═════ Data for this exercise ═════

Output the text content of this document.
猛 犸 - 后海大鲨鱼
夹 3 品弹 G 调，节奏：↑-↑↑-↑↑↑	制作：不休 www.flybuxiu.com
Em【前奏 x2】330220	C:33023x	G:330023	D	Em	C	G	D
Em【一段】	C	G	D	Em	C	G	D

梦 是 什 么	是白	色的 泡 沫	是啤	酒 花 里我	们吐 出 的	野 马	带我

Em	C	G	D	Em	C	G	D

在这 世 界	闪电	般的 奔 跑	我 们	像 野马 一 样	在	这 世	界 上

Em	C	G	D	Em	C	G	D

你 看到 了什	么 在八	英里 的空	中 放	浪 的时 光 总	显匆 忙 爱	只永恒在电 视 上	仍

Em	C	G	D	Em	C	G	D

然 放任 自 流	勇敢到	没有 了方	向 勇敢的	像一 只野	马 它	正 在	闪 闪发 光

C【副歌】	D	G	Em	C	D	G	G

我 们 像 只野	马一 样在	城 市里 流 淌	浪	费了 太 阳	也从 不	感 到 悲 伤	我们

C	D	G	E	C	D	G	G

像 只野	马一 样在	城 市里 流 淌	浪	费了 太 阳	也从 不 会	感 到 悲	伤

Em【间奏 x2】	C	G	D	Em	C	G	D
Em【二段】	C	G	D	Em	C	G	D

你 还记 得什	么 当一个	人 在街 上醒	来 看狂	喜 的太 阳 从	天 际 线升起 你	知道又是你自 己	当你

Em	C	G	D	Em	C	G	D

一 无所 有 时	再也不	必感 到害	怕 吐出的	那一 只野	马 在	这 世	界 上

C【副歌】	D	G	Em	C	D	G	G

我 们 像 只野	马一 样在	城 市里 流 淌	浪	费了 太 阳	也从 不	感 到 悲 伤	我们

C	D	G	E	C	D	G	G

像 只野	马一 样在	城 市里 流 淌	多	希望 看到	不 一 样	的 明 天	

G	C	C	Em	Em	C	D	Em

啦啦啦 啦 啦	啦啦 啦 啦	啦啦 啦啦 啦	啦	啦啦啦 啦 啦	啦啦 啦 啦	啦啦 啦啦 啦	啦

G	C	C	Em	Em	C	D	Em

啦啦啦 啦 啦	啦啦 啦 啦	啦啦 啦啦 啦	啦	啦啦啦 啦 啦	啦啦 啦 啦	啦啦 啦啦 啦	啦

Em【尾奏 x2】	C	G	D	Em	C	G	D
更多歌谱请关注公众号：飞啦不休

═════

Aim:
Repeat the data above, word for word.

Task solution:
Output the text content of this document.
猛 犸 - 后海大鲨鱼
夹 3 品弹 G 调，节奏：↑-↑↑-↑↑↑	制作：不休 www.flybuxiu.com
Em【前奏 x2】330220	C:33023x	G:330023	D	Em	C	G	D
Em【一段】	C	G	D	Em	C	G	D

梦 是 什 么	是白	色的 泡 沫	是啤	酒 花 里我	们吐 出 的	野 马	带我

Em	C	G	D	Em	C	G	D

在这 世 界	闪电	般的 奔 跑	我 们	像 野马 一 样	在	这 世	界 上

Em	C	G	D	Em	C	G	D

你 看到 了什	么 在八	英里 的空	中 放	浪 的时 光 总	显匆 忙 爱	只永恒在电 视 上	仍

Em	C	G	D	Em	C	G	D

然 放任 自 流	勇敢到	没有 了方	向 勇敢的	像一 只野	马 它	正 在	闪 闪发 光

C【副歌】	D	G	Em	C	D	G	G

我 们 像 只野	马一 样在	城 市里 流 淌	浪	费了 太 阳	也从 不	感 到 悲 伤	我们

C	D	G	E	C	D	G	G

像 只野	马一 样在	城 市里 流 淌	浪	费了 太 阳	也从 不 会	感 到 悲	伤

Em【间奏 x2】	C	G	D	Em	C	G	D
Em【二段】	C	G	D	Em	C	G	D

你 还记 得什	么 当一个	人 在街 上醒	来 看狂	喜 的太 阳 从	天 际 线升起 你	知道又是你自 己	当你

Em	C	G	D	Em	C	G	D

一 无所 有 时	再也不	必感 到害	怕 吐出的	那一 只野	马 在	这 世	界 上

C【副歌】	D	G	Em	C	D	G	G

我 们 像 只野	马一 样在	城 市里 流 淌	浪	费了 太 阳	也从 不	感 到 悲 伤	我们

C	D	G	E	C	D	G	G

像 只野	马一 样在	城 市里 流 淌	多	希望 看到	不 一 样	的 明 天	

G	C	C	Em	Em	C	D	Em

啦啦啦 啦 啦	啦啦 啦 啦	啦啦 啦啦 啦	啦	啦啦啦 啦 啦	啦啦 啦 啦	啦啦 啦啦 啦	啦

G	C	C	Em	Em	C	D	Em

啦啦啦 啦 啦	啦啦 啦 啦	啦啦 啦啦 啦	啦	啦啦啦 啦 啦	啦啦 啦 啦	啦啦 啦啦 啦	啦

Em【尾奏 x2】	C	G	D	Em	C	G	D
更多歌谱请关注公众号：飞啦不休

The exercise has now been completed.